— START OF Material supplied —

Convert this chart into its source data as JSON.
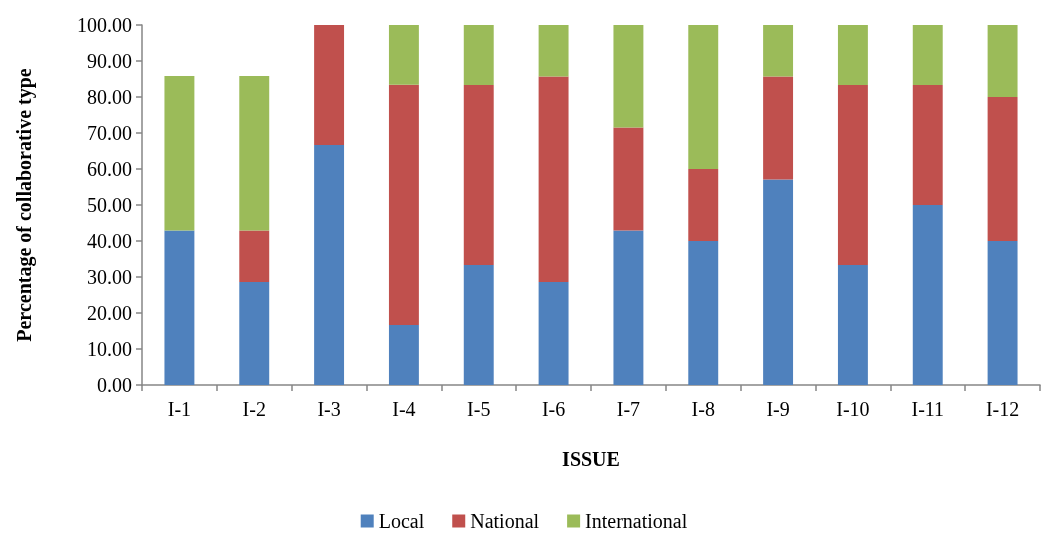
{
  "chart_data": {
    "type": "bar",
    "stacked": true,
    "xlabel": "ISSUE",
    "ylabel": "Percentage of collaborative type",
    "categories": [
      "I-1",
      "I-2",
      "I-3",
      "I-4",
      "I-5",
      "I-6",
      "I-7",
      "I-8",
      "I-9",
      "I-10",
      "I-11",
      "I-12"
    ],
    "series": [
      {
        "name": "Local",
        "color": "#4f81bd",
        "values": [
          42.9,
          28.6,
          66.7,
          16.7,
          33.3,
          28.6,
          42.9,
          40,
          57.1,
          33.3,
          50,
          40
        ]
      },
      {
        "name": "National",
        "color": "#c0504d",
        "values": [
          0,
          14.3,
          33.3,
          66.7,
          50,
          57.1,
          28.6,
          20,
          28.6,
          50,
          33.3,
          40
        ]
      },
      {
        "name": "International",
        "color": "#9bbb59",
        "values": [
          42.9,
          42.9,
          0,
          16.7,
          16.7,
          14.3,
          28.6,
          40,
          14.3,
          16.7,
          16.7,
          20
        ]
      }
    ],
    "ylim": [
      0,
      100
    ],
    "yticks": [
      {
        "value": 0,
        "label": "0.00"
      },
      {
        "value": 10,
        "label": "10.00"
      },
      {
        "value": 20,
        "label": "20.00"
      },
      {
        "value": 30,
        "label": "30.00"
      },
      {
        "value": 40,
        "label": "40.00"
      },
      {
        "value": 50,
        "label": "50.00"
      },
      {
        "value": 60,
        "label": "60.00"
      },
      {
        "value": 70,
        "label": "70.00"
      },
      {
        "value": 80,
        "label": "80.00"
      },
      {
        "value": 90,
        "label": "90.00"
      },
      {
        "value": 100,
        "label": "100.00"
      }
    ],
    "grid": false,
    "legend": "bottom"
  }
}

— END OF Material supplied —

_Task instructions_
Go through the entries above and output them exactly, without pictures.

_Full solution_
Convert this chart into its source data as JSON.
{
  "chart_data": {
    "type": "bar",
    "stacked": true,
    "xlabel": "ISSUE",
    "ylabel": "Percentage of collaborative type",
    "categories": [
      "I-1",
      "I-2",
      "I-3",
      "I-4",
      "I-5",
      "I-6",
      "I-7",
      "I-8",
      "I-9",
      "I-10",
      "I-11",
      "I-12"
    ],
    "series": [
      {
        "name": "Local",
        "color": "#4f81bd",
        "values": [
          42.9,
          28.6,
          66.7,
          16.7,
          33.3,
          28.6,
          42.9,
          40,
          57.1,
          33.3,
          50,
          40
        ]
      },
      {
        "name": "National",
        "color": "#c0504d",
        "values": [
          0,
          14.3,
          33.3,
          66.7,
          50,
          57.1,
          28.6,
          20,
          28.6,
          50,
          33.3,
          40
        ]
      },
      {
        "name": "International",
        "color": "#9bbb59",
        "values": [
          42.9,
          42.9,
          0,
          16.7,
          16.7,
          14.3,
          28.6,
          40,
          14.3,
          16.7,
          16.7,
          20
        ]
      }
    ],
    "ylim": [
      0,
      100
    ],
    "yticks": [
      {
        "value": 0,
        "label": "0.00"
      },
      {
        "value": 10,
        "label": "10.00"
      },
      {
        "value": 20,
        "label": "20.00"
      },
      {
        "value": 30,
        "label": "30.00"
      },
      {
        "value": 40,
        "label": "40.00"
      },
      {
        "value": 50,
        "label": "50.00"
      },
      {
        "value": 60,
        "label": "60.00"
      },
      {
        "value": 70,
        "label": "70.00"
      },
      {
        "value": 80,
        "label": "80.00"
      },
      {
        "value": 90,
        "label": "90.00"
      },
      {
        "value": 100,
        "label": "100.00"
      }
    ],
    "grid": false,
    "legend": "bottom"
  }
}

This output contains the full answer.